_Source records_
** BEGIN **
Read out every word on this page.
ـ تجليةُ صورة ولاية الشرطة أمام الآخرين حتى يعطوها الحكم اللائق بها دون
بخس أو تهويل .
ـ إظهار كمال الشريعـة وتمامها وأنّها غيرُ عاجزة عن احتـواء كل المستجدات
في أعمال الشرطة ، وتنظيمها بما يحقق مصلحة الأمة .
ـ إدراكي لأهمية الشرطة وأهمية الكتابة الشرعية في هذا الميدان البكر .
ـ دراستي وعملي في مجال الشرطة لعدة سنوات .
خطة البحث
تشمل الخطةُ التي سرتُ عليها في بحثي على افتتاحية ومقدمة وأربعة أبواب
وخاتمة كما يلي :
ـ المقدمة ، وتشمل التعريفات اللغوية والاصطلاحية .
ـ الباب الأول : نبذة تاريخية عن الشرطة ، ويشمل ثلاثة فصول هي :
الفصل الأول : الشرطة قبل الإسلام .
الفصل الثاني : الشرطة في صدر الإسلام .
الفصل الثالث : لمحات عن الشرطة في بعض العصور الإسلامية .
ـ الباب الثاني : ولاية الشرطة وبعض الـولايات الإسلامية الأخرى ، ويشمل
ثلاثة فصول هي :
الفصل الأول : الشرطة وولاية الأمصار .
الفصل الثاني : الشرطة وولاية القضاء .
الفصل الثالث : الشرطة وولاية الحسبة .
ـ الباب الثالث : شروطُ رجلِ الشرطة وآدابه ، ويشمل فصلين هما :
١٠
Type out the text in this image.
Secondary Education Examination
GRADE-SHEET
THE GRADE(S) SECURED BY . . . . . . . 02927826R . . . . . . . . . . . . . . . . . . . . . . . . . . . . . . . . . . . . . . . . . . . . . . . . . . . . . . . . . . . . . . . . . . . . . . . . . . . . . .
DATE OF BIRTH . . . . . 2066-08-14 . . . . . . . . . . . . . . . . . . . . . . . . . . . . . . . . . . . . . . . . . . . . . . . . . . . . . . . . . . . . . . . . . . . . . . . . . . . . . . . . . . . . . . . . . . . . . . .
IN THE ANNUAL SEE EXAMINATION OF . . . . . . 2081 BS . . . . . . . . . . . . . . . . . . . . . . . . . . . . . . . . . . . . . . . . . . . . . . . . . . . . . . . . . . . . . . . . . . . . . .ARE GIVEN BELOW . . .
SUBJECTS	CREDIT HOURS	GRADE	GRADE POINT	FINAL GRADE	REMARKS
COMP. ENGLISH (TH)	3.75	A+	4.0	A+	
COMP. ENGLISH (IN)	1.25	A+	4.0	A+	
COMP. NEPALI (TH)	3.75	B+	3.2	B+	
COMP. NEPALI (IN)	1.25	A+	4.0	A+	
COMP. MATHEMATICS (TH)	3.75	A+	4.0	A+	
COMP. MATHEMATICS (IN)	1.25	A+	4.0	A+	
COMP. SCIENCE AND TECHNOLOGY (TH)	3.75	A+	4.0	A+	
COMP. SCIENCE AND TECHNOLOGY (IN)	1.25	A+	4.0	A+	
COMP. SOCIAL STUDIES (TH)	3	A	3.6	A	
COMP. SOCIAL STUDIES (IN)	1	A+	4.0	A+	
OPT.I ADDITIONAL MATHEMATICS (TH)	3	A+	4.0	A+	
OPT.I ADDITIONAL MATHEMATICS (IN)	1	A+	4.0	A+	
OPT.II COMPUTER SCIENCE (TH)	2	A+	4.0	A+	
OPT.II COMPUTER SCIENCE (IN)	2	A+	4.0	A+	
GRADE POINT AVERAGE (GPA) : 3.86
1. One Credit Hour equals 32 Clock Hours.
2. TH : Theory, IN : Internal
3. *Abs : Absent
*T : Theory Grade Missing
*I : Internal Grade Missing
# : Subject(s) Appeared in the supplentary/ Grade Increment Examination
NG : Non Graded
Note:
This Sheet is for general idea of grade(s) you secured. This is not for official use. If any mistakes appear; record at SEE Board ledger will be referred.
** END **
_Written problem_
Starting at the line that contains "Type out the text in this image.", print every line through the end of the listing, word for word. Leave out all the rest.

_Written solution_
Type out the text in this image.
Secondary Education Examination
GRADE-SHEET
THE GRADE(S) SECURED BY . . . . . . . 02927826R . . . . . . . . . . . . . . . . . . . . . . . . . . . . . . . . . . . . . . . . . . . . . . . . . . . . . . . . . . . . . . . . . . . . . . . . . . . . . .
DATE OF BIRTH . . . . . 2066-08-14 . . . . . . . . . . . . . . . . . . . . . . . . . . . . . . . . . . . . . . . . . . . . . . . . . . . . . . . . . . . . . . . . . . . . . . . . . . . . . . . . . . . . . . . . . . . . . . .
IN THE ANNUAL SEE EXAMINATION OF . . . . . . 2081 BS . . . . . . . . . . . . . . . . . . . . . . . . . . . . . . . . . . . . . . . . . . . . . . . . . . . . . . . . . . . . . . . . . . . . . .ARE GIVEN BELOW . . .
SUBJECTS	CREDIT HOURS	GRADE	GRADE POINT	FINAL GRADE	REMARKS
COMP. ENGLISH (TH)	3.75	A+	4.0	A+	
COMP. ENGLISH (IN)	1.25	A+	4.0	A+	
COMP. NEPALI (TH)	3.75	B+	3.2	B+	
COMP. NEPALI (IN)	1.25	A+	4.0	A+	
COMP. MATHEMATICS (TH)	3.75	A+	4.0	A+	
COMP. MATHEMATICS (IN)	1.25	A+	4.0	A+	
COMP. SCIENCE AND TECHNOLOGY (TH)	3.75	A+	4.0	A+	
COMP. SCIENCE AND TECHNOLOGY (IN)	1.25	A+	4.0	A+	
COMP. SOCIAL STUDIES (TH)	3	A	3.6	A	
COMP. SOCIAL STUDIES (IN)	1	A+	4.0	A+	
OPT.I ADDITIONAL MATHEMATICS (TH)	3	A+	4.0	A+	
OPT.I ADDITIONAL MATHEMATICS (IN)	1	A+	4.0	A+	
OPT.II COMPUTER SCIENCE (TH)	2	A+	4.0	A+	
OPT.II COMPUTER SCIENCE (IN)	2	A+	4.0	A+	
GRADE POINT AVERAGE (GPA) : 3.86
1. One Credit Hour equals 32 Clock Hours.
2. TH : Theory, IN : Internal
3. *Abs : Absent
*T : Theory Grade Missing
*I : Internal Grade Missing
# : Subject(s) Appeared in the supplentary/ Grade Increment Examination
NG : Non Graded
Note:
This Sheet is for general idea of grade(s) you secured. This is not for official use. If any mistakes appear; record at SEE Board ledger will be referred.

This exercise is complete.